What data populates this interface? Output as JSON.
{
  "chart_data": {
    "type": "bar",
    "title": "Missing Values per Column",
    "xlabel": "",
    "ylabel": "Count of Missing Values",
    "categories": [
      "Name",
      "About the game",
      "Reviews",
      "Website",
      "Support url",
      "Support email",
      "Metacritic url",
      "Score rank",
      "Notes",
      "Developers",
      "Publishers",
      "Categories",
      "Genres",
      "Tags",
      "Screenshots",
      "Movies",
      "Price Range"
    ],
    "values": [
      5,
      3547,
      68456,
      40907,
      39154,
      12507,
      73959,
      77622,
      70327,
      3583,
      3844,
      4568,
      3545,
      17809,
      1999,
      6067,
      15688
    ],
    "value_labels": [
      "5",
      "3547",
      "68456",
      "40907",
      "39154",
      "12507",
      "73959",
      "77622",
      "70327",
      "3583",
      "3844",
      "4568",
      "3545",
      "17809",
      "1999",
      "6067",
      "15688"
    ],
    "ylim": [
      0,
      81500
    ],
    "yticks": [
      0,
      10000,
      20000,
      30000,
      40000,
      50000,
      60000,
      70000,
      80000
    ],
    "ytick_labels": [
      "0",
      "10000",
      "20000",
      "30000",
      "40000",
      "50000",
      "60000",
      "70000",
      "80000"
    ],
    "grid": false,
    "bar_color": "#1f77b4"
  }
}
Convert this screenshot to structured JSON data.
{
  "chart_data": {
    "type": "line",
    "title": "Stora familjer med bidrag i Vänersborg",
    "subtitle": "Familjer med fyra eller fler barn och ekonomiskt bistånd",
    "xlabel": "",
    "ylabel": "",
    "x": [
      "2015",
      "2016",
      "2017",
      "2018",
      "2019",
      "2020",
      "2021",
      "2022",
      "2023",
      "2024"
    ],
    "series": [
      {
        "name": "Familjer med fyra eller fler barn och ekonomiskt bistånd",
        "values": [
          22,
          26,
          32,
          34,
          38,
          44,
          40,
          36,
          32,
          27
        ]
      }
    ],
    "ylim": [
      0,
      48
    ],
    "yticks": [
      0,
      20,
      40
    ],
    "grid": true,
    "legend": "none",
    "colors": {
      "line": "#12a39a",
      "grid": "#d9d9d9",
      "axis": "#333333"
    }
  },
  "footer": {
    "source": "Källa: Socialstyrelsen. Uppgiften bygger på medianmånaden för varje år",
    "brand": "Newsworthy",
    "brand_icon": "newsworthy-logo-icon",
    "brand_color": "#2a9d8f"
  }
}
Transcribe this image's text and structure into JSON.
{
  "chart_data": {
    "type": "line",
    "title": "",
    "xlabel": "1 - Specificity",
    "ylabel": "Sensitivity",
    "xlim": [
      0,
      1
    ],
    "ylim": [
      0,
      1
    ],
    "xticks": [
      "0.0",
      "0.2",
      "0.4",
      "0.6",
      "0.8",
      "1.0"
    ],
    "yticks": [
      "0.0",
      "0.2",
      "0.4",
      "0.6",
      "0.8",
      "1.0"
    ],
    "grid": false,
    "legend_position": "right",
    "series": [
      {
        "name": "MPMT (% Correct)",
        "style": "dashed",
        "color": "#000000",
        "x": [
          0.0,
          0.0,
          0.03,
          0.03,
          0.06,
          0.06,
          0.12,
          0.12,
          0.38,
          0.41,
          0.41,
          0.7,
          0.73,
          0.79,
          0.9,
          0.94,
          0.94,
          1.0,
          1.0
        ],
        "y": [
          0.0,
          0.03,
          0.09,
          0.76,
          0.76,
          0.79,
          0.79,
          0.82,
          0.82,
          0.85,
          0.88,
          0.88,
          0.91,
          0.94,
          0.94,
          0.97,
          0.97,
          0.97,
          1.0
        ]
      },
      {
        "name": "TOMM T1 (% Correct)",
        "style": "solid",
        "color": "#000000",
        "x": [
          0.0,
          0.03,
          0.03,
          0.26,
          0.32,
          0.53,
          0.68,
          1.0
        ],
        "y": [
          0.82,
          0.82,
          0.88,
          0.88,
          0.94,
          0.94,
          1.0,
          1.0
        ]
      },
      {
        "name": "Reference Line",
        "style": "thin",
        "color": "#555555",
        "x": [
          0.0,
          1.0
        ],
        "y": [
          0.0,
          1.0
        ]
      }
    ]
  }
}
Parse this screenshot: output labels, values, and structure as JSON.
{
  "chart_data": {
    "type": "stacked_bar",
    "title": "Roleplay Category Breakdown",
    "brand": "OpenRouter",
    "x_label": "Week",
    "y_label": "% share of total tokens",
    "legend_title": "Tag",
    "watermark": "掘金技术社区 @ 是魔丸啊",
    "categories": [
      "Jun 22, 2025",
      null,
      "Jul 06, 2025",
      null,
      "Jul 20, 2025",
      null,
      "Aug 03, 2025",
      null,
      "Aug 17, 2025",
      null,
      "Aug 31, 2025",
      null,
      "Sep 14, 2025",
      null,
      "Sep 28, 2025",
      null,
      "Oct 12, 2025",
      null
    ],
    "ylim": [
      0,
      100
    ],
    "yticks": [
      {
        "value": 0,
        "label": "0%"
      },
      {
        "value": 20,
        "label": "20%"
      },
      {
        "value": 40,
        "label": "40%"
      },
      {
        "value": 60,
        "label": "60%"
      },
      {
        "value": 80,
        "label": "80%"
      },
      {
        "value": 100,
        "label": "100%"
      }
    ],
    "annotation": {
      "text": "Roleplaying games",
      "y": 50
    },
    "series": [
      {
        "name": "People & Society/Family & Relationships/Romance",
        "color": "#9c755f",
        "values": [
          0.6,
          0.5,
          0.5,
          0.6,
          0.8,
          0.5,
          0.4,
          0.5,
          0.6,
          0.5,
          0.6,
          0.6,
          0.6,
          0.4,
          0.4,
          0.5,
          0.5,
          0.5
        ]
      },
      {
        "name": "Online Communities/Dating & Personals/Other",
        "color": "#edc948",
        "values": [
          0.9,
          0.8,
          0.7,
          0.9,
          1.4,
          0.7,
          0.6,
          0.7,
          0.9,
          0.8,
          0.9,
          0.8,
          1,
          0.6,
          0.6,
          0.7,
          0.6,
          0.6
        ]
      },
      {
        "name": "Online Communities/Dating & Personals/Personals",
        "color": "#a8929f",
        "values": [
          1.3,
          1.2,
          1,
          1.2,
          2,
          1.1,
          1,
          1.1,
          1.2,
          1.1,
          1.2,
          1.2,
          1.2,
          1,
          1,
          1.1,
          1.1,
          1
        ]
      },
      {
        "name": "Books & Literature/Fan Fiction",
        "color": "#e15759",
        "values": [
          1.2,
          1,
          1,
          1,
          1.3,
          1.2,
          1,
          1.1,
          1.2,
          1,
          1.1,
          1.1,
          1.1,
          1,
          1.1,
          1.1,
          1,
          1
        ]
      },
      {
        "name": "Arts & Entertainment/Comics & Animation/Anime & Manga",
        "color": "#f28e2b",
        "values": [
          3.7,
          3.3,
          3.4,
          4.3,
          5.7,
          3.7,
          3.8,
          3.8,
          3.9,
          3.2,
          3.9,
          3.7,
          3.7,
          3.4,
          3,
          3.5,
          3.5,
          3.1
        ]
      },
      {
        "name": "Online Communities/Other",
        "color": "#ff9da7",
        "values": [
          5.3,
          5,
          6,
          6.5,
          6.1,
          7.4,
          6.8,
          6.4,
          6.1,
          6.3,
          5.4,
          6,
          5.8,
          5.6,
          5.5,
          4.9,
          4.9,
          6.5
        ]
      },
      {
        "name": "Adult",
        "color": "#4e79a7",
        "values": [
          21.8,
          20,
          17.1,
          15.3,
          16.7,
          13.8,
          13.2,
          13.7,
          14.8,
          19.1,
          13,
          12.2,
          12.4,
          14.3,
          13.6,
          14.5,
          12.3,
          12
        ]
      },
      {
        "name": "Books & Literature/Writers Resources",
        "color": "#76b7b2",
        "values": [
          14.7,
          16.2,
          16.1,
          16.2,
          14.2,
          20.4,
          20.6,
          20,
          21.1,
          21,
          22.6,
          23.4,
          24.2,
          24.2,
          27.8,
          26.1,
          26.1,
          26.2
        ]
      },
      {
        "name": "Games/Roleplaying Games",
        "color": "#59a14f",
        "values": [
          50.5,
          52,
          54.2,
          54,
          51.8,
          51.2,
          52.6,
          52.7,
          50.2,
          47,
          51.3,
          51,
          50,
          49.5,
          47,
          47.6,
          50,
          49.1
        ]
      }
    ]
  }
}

EXERCISE: Determine how many lines include the string "style". Give no answer but the number.

COMPLETE ANSWER: 3